**Problem requirements**
Find all the lines with "name" and gather them.

**Source material**
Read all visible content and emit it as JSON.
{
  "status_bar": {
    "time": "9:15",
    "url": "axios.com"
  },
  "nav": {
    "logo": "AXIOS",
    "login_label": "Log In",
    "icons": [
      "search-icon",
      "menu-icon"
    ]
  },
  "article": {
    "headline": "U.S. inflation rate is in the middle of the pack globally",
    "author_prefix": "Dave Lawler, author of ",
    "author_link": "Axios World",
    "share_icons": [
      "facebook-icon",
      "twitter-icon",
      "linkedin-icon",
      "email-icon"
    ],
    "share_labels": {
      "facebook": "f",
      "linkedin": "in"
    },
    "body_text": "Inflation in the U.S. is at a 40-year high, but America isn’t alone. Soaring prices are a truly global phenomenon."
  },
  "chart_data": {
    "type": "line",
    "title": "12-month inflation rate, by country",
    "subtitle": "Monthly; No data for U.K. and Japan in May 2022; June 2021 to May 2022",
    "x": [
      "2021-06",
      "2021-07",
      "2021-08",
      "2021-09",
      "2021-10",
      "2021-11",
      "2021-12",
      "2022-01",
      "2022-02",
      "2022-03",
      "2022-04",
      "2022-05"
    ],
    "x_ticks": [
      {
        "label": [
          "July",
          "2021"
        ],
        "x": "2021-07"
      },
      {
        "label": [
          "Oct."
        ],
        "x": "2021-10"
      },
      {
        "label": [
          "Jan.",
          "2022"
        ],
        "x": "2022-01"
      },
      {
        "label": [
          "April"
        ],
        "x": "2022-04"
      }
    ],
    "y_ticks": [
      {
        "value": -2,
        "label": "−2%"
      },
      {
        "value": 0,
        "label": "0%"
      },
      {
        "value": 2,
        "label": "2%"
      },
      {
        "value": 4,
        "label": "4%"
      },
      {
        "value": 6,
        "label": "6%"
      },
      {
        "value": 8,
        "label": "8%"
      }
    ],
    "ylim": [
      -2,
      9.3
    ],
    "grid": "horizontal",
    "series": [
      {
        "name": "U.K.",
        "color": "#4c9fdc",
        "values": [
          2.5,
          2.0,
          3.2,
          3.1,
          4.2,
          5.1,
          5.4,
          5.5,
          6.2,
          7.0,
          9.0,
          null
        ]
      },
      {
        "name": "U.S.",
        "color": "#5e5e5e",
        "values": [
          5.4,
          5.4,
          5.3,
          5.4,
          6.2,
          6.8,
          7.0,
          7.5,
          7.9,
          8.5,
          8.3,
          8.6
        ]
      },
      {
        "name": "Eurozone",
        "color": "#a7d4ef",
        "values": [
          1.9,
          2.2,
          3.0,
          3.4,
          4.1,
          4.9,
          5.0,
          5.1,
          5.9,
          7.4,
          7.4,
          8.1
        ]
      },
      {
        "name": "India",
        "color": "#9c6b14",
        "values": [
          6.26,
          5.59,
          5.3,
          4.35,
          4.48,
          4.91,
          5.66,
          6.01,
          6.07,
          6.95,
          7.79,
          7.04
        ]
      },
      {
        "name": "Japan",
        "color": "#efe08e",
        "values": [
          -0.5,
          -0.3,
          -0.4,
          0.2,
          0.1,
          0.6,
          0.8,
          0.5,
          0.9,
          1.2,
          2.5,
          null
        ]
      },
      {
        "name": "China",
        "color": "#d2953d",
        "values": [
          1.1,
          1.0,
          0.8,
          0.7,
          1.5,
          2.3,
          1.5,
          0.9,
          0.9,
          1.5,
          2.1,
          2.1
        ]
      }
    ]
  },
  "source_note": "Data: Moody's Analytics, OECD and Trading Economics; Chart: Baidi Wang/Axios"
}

**Correct output**
        "name": "U.K.",
        "name": "U.S.",
        "name": "Eurozone",
        "name": "India",
        "name": "Japan",
        "name": "China",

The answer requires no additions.